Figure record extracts
»»
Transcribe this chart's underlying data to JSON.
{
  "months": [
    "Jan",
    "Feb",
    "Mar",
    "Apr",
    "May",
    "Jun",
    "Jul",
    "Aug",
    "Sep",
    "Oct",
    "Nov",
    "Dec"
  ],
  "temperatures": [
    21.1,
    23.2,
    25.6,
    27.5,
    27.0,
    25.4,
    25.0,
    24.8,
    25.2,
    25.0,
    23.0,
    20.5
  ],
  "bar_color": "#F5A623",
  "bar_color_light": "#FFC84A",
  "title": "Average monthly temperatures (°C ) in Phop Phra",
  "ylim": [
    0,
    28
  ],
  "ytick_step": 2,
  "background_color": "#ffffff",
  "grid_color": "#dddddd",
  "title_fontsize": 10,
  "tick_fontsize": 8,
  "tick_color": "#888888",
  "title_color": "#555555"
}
««
Across the data, tally the lines containing "temperatures" and give back the number alone.

**SOLVED EXERCISE**. 2